### [YOUR GOAL]
Write out every record again, exactly.

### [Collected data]
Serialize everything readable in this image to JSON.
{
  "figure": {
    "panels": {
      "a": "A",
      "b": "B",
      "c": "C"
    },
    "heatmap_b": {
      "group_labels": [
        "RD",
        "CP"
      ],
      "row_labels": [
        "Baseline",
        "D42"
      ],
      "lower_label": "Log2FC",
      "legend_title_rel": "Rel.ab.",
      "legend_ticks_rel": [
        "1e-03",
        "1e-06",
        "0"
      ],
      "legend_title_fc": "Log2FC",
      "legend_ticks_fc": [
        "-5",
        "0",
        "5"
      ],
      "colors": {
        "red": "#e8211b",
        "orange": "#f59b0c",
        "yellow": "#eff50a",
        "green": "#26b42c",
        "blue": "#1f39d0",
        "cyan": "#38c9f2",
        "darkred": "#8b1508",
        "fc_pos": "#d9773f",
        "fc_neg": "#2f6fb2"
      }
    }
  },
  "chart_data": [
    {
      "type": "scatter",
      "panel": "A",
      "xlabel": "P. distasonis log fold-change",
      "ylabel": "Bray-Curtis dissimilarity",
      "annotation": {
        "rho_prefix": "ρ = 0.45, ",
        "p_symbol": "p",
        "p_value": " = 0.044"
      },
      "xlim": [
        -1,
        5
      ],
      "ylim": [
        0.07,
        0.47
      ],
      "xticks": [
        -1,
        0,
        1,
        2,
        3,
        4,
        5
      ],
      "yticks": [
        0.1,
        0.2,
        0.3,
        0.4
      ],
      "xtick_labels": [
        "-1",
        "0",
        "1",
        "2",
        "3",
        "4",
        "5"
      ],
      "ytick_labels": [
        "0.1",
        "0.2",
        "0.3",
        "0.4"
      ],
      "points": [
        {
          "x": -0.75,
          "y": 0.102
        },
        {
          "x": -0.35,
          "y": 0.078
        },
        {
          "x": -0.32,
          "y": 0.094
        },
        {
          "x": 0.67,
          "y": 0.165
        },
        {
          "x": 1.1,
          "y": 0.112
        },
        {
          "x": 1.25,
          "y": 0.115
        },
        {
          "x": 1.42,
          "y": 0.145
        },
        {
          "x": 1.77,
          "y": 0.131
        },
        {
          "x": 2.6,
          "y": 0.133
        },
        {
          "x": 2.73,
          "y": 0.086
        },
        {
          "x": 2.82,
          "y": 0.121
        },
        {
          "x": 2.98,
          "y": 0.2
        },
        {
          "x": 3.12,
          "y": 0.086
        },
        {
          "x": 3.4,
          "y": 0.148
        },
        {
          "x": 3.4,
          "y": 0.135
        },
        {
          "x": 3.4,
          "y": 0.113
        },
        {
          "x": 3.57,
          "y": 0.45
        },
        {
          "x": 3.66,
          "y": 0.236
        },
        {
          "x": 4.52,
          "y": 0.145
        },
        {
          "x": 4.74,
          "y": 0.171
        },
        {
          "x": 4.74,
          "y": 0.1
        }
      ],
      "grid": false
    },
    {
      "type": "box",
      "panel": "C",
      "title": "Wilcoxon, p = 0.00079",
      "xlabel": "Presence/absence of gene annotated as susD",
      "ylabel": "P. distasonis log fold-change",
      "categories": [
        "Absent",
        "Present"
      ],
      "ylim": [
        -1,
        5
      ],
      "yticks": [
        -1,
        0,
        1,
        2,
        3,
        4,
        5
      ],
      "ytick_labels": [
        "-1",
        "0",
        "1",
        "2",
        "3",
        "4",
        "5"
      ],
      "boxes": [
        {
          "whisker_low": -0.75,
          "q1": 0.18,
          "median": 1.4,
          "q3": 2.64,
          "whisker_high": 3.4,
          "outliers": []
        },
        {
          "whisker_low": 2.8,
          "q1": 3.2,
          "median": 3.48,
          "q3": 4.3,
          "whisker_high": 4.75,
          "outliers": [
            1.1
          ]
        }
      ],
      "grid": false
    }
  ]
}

### [TASK RESULT]
Serialize everything readable in this image to JSON.
{
  "figure": {
    "panels": {
      "a": "A",
      "b": "B",
      "c": "C"
    },
    "heatmap_b": {
      "group_labels": [
        "RD",
        "CP"
      ],
      "row_labels": [
        "Baseline",
        "D42"
      ],
      "lower_label": "Log2FC",
      "legend_title_rel": "Rel.ab.",
      "legend_ticks_rel": [
        "1e-03",
        "1e-06",
        "0"
      ],
      "legend_title_fc": "Log2FC",
      "legend_ticks_fc": [
        "-5",
        "0",
        "5"
      ],
      "colors": {
        "red": "#e8211b",
        "orange": "#f59b0c",
        "yellow": "#eff50a",
        "green": "#26b42c",
        "blue": "#1f39d0",
        "cyan": "#38c9f2",
        "darkred": "#8b1508",
        "fc_pos": "#d9773f",
        "fc_neg": "#2f6fb2"
      }
    }
  },
  "chart_data": [
    {
      "type": "scatter",
      "panel": "A",
      "xlabel": "P. distasonis log fold-change",
      "ylabel": "Bray-Curtis dissimilarity",
      "annotation": {
        "rho_prefix": "ρ = 0.45, ",
        "p_symbol": "p",
        "p_value": " = 0.044"
      },
      "xlim": [
        -1,
        5
      ],
      "ylim": [
        0.07,
        0.47
      ],
      "xticks": [
        -1,
        0,
        1,
        2,
        3,
        4,
        5
      ],
      "yticks": [
        0.1,
        0.2,
        0.3,
        0.4
      ],
      "xtick_labels": [
        "-1",
        "0",
        "1",
        "2",
        "3",
        "4",
        "5"
      ],
      "ytick_labels": [
        "0.1",
        "0.2",
        "0.3",
        "0.4"
      ],
      "points": [
        {
          "x": -0.75,
          "y": 0.102
        },
        {
          "x": -0.35,
          "y": 0.078
        },
        {
          "x": -0.32,
          "y": 0.094
        },
        {
          "x": 0.67,
          "y": 0.165
        },
        {
          "x": 1.1,
          "y": 0.112
        },
        {
          "x": 1.25,
          "y": 0.115
        },
        {
          "x": 1.42,
          "y": 0.145
        },
        {
          "x": 1.77,
          "y": 0.131
        },
        {
          "x": 2.6,
          "y": 0.133
        },
        {
          "x": 2.73,
          "y": 0.086
        },
        {
          "x": 2.82,
          "y": 0.121
        },
        {
          "x": 2.98,
          "y": 0.2
        },
        {
          "x": 3.12,
          "y": 0.086
        },
        {
          "x": 3.4,
          "y": 0.148
        },
        {
          "x": 3.4,
          "y": 0.135
        },
        {
          "x": 3.4,
          "y": 0.113
        },
        {
          "x": 3.57,
          "y": 0.45
        },
        {
          "x": 3.66,
          "y": 0.236
        },
        {
          "x": 4.52,
          "y": 0.145
        },
        {
          "x": 4.74,
          "y": 0.171
        },
        {
          "x": 4.74,
          "y": 0.1
        }
      ],
      "grid": false
    },
    {
      "type": "box",
      "panel": "C",
      "title": "Wilcoxon, p = 0.00079",
      "xlabel": "Presence/absence of gene annotated as susD",
      "ylabel": "P. distasonis log fold-change",
      "categories": [
        "Absent",
        "Present"
      ],
      "ylim": [
        -1,
        5
      ],
      "yticks": [
        -1,
        0,
        1,
        2,
        3,
        4,
        5
      ],
      "ytick_labels": [
        "-1",
        "0",
        "1",
        "2",
        "3",
        "4",
        "5"
      ],
      "boxes": [
        {
          "whisker_low": -0.75,
          "q1": 0.18,
          "median": 1.4,
          "q3": 2.64,
          "whisker_high": 3.4,
          "outliers": []
        },
        {
          "whisker_low": 2.8,
          "q1": 3.2,
          "median": 3.48,
          "q3": 4.3,
          "whisker_high": 4.75,
          "outliers": [
            1.1
          ]
        }
      ],
      "grid": false
    }
  ]
}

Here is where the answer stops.